[Recorded information]
┏━━
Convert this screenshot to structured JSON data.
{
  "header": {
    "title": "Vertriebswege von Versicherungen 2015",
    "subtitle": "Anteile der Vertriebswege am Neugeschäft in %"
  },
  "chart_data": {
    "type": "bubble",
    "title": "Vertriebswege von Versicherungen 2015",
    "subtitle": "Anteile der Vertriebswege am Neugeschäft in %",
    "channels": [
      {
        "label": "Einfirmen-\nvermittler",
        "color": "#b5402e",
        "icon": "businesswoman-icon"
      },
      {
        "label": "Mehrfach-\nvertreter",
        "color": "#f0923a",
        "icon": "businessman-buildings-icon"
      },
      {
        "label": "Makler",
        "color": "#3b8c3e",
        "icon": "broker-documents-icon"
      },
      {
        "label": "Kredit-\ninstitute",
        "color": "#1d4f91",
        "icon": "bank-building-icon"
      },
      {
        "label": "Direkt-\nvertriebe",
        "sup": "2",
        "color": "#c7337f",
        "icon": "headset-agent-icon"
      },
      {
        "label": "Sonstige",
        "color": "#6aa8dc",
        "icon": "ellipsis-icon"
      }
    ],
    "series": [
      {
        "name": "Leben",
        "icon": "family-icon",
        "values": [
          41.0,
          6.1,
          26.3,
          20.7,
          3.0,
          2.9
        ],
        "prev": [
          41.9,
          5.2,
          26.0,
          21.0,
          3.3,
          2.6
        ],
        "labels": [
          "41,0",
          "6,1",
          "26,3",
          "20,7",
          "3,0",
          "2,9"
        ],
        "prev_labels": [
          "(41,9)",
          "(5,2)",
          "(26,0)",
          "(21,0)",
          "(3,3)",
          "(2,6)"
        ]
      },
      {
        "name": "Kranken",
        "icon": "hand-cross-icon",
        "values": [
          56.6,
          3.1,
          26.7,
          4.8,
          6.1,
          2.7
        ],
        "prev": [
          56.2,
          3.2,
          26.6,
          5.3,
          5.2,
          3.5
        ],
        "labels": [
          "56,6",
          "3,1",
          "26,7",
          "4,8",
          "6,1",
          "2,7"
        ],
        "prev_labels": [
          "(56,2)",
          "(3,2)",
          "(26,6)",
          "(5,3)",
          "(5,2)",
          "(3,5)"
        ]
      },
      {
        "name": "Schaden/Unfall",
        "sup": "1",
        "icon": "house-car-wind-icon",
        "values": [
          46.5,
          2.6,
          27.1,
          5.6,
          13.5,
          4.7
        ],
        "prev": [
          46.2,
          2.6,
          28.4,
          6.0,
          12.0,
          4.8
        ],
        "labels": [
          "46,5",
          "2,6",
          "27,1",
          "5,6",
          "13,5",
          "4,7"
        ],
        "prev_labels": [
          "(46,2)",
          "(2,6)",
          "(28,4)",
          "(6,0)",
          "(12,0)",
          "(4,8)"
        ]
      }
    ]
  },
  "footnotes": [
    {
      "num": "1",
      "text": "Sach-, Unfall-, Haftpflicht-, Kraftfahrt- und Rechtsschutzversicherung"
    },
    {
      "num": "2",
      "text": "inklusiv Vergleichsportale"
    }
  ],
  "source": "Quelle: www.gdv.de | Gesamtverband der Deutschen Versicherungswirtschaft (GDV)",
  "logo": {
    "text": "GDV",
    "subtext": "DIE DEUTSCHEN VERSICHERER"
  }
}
┗━━
┏━━
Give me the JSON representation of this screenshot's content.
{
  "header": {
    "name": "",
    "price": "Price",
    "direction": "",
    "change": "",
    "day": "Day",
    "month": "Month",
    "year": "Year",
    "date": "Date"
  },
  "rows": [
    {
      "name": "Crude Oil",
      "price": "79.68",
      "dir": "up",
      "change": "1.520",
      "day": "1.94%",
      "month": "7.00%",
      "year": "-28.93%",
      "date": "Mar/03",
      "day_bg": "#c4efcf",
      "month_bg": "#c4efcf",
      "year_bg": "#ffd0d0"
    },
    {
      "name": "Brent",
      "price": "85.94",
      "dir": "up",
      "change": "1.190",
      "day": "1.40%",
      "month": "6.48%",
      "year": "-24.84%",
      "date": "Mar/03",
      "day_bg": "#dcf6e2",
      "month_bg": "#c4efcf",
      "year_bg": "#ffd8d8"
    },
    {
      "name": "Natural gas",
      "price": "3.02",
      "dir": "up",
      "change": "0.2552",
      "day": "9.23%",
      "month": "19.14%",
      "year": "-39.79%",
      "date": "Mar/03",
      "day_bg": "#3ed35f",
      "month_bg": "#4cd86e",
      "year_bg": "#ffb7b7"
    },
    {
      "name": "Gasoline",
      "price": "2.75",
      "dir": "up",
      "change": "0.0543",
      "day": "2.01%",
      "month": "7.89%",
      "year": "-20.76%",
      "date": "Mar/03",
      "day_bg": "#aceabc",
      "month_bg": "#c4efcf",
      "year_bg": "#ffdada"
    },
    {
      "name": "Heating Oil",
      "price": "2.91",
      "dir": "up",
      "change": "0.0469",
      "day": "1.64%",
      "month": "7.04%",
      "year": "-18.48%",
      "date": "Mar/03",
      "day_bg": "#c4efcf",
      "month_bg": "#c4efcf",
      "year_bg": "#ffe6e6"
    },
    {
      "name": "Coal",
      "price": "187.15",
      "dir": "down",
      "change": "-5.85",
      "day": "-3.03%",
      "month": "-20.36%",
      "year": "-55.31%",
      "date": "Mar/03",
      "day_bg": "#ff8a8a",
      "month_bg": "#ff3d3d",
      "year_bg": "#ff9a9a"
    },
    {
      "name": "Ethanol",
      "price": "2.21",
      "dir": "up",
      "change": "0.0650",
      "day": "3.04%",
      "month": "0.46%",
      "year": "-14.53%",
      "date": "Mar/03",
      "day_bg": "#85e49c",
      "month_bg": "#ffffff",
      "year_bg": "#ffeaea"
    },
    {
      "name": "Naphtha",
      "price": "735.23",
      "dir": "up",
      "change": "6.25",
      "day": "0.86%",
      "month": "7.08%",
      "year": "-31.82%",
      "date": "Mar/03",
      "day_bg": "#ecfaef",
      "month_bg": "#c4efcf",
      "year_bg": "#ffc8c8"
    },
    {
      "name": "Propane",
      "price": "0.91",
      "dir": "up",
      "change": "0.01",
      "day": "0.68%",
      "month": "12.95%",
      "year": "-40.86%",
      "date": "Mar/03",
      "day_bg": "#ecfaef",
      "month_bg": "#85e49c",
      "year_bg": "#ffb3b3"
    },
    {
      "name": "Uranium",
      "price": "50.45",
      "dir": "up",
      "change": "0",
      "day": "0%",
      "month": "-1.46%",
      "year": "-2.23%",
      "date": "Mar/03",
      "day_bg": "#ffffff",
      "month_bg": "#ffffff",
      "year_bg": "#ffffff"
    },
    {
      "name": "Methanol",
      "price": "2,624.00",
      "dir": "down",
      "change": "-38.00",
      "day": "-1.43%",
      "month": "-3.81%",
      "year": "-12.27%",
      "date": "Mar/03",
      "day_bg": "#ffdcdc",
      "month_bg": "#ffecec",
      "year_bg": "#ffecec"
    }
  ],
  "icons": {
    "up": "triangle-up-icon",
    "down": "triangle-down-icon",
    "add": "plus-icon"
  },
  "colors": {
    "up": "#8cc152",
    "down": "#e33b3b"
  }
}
┗━━
Search the entries for the word "down", then list each line that holds it.

[Answer to this task]
      "dir": "down",
      "dir": "down",
    "down": "triangle-down-icon",
    "down": "#e33b3b"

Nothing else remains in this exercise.